• **OBJECTIVE**: Locate the line that contains "Transcribe the text in this document.". Copy it and every following line through the end of the records, exactly, and include nothing else.

- - -

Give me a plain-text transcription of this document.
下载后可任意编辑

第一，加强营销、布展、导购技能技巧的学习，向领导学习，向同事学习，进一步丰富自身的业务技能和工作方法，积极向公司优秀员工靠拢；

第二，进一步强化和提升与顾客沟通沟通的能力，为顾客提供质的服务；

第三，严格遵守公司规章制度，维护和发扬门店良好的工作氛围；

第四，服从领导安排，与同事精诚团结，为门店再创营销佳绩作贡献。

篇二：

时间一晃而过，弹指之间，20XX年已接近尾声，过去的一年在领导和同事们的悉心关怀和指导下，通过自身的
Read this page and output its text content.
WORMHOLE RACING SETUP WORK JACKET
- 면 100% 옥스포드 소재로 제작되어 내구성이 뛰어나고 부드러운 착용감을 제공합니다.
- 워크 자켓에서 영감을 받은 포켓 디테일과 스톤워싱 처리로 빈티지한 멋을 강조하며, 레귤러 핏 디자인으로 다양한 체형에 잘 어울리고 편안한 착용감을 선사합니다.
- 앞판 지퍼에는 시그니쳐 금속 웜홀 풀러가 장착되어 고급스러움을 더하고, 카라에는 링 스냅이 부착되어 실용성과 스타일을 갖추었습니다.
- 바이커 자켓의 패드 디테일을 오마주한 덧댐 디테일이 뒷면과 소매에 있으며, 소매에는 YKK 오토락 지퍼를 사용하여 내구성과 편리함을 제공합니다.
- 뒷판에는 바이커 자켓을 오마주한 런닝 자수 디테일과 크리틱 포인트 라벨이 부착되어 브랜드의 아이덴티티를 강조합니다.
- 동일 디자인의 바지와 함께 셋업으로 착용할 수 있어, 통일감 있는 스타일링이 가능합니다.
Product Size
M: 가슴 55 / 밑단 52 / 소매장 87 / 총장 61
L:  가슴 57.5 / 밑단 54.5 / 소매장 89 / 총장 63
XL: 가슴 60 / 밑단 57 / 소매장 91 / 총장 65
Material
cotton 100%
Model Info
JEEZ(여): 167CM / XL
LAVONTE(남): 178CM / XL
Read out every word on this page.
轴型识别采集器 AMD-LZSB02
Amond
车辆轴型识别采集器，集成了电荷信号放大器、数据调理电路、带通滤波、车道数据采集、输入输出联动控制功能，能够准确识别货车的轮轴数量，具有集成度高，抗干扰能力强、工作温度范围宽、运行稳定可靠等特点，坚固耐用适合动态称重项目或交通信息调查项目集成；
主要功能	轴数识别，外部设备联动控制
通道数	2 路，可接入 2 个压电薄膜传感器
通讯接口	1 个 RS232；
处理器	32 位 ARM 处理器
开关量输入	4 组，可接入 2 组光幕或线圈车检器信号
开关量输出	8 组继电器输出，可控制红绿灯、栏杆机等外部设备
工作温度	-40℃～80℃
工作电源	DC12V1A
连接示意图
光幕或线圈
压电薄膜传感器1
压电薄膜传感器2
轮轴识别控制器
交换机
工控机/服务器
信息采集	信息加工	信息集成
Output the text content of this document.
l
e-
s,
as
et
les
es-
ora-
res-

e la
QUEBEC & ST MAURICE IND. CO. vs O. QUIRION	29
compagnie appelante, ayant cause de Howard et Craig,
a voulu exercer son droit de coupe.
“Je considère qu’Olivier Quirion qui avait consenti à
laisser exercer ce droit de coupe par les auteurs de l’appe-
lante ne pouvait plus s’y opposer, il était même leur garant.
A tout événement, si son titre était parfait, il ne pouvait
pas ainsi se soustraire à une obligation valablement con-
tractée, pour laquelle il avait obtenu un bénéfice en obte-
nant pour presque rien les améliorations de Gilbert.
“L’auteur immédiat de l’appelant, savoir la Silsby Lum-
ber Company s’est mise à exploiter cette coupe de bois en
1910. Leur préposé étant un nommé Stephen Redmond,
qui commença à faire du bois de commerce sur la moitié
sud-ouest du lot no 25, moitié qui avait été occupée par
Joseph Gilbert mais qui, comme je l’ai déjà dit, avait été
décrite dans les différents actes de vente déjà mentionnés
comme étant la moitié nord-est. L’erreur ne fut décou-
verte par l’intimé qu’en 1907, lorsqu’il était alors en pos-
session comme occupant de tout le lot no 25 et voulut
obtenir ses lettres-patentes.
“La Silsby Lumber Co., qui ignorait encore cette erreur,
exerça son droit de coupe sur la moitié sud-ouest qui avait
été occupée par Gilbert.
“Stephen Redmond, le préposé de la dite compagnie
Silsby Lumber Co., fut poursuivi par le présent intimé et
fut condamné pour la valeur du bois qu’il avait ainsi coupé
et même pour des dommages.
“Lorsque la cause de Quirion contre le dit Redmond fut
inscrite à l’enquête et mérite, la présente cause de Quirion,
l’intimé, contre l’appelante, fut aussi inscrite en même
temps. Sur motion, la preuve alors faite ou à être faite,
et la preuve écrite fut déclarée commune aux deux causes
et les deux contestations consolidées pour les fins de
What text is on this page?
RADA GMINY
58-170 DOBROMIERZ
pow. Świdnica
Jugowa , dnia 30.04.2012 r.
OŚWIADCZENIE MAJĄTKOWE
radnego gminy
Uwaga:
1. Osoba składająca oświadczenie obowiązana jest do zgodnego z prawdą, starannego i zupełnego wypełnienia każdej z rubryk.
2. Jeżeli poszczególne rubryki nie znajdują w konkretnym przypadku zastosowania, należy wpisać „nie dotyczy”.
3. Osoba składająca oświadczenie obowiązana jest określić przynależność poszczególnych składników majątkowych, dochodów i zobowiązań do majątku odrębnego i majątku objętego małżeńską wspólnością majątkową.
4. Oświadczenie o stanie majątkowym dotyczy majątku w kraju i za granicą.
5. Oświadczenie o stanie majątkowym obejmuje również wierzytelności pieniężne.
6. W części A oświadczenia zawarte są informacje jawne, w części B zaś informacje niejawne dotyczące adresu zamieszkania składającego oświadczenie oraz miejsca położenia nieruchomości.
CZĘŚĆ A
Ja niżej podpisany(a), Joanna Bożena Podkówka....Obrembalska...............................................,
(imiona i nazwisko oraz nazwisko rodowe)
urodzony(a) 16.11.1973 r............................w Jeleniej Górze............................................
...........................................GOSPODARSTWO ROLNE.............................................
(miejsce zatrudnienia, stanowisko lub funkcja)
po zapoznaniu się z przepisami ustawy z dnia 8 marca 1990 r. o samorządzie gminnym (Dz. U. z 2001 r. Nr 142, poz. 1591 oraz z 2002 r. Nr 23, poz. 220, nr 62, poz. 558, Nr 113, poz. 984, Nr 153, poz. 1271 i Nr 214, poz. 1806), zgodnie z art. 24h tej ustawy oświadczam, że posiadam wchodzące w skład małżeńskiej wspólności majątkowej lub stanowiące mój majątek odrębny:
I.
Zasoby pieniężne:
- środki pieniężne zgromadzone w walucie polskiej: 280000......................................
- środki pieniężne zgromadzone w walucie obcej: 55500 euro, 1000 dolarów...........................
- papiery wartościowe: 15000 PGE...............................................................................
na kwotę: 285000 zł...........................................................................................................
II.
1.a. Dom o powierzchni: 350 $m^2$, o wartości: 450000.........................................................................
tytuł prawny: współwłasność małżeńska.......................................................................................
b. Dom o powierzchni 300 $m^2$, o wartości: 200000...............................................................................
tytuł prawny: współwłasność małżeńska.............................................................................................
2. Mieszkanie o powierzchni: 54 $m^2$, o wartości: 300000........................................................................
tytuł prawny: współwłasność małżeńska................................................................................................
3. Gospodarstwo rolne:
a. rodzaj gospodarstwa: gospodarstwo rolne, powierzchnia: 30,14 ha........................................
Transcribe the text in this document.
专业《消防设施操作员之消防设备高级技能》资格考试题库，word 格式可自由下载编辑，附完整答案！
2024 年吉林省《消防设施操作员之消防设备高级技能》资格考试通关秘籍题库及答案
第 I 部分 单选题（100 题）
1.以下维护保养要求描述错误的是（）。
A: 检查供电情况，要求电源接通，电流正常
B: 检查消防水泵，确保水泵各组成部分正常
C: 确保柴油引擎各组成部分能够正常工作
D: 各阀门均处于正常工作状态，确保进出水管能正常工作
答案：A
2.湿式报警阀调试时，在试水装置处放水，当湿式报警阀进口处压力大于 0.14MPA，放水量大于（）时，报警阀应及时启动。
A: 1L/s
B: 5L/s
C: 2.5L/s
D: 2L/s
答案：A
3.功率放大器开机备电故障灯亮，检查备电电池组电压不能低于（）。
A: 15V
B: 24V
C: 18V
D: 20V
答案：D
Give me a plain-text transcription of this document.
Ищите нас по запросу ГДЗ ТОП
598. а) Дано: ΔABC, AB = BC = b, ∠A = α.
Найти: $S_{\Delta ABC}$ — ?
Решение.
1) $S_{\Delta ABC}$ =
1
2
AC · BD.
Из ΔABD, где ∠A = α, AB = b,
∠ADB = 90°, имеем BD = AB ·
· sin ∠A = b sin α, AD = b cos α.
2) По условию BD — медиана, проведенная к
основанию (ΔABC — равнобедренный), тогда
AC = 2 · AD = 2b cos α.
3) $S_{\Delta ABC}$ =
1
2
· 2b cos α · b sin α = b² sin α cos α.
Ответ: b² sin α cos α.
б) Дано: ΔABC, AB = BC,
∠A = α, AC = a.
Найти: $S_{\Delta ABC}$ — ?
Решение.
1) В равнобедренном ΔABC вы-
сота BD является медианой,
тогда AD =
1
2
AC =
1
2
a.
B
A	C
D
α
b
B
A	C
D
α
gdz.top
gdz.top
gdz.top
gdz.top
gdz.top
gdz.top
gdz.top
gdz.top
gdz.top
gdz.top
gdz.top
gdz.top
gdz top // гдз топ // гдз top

- - -

• **ANSWER TO THE PROBLEM**:
Transcribe the text in this document.
专业《消防设施操作员之消防设备高级技能》资格考试题库，word 格式可自由下载编辑，附完整答案！
2024 年吉林省《消防设施操作员之消防设备高级技能》资格考试通关秘籍题库及答案
第 I 部分 单选题（100 题）
1.以下维护保养要求描述错误的是（）。
A: 检查供电情况，要求电源接通，电流正常
B: 检查消防水泵，确保水泵各组成部分正常
C: 确保柴油引擎各组成部分能够正常工作
D: 各阀门均处于正常工作状态，确保进出水管能正常工作
答案：A
2.湿式报警阀调试时，在试水装置处放水，当湿式报警阀进口处压力大于 0.14MPA，放水量大于（）时，报警阀应及时启动。
A: 1L/s
B: 5L/s
C: 2.5L/s
D: 2L/s
答案：A
3.功率放大器开机备电故障灯亮，检查备电电池组电压不能低于（）。
A: 15V
B: 24V
C: 18V
D: 20V
答案：D
Give me a plain-text transcription of this document.
Ищите нас по запросу ГДЗ ТОП
598. а) Дано: ΔABC, AB = BC = b, ∠A = α.
Найти: $S_{\Delta ABC}$ — ?
Решение.
1) $S_{\Delta ABC}$ =
1
2
AC · BD.
Из ΔABD, где ∠A = α, AB = b,
∠ADB = 90°, имеем BD = AB ·
· sin ∠A = b sin α, AD = b cos α.
2) По условию BD — медиана, проведенная к
основанию (ΔABC — равнобедренный), тогда
AC = 2 · AD = 2b cos α.
3) $S_{\Delta ABC}$ =
1
2
· 2b cos α · b sin α = b² sin α cos α.
Ответ: b² sin α cos α.
б) Дано: ΔABC, AB = BC,
∠A = α, AC = a.
Найти: $S_{\Delta ABC}$ — ?
Решение.
1) В равнобедренном ΔABC вы-
сота BD является медианой,
тогда AD =
1
2
AC =
1
2
a.
B
A	C
D
α
b
B
A	C
D
α
gdz.top
gdz.top
gdz.top
gdz.top
gdz.top
gdz.top
gdz.top
gdz.top
gdz.top
gdz.top
gdz.top
gdz.top
gdz top // гдз топ // гдз top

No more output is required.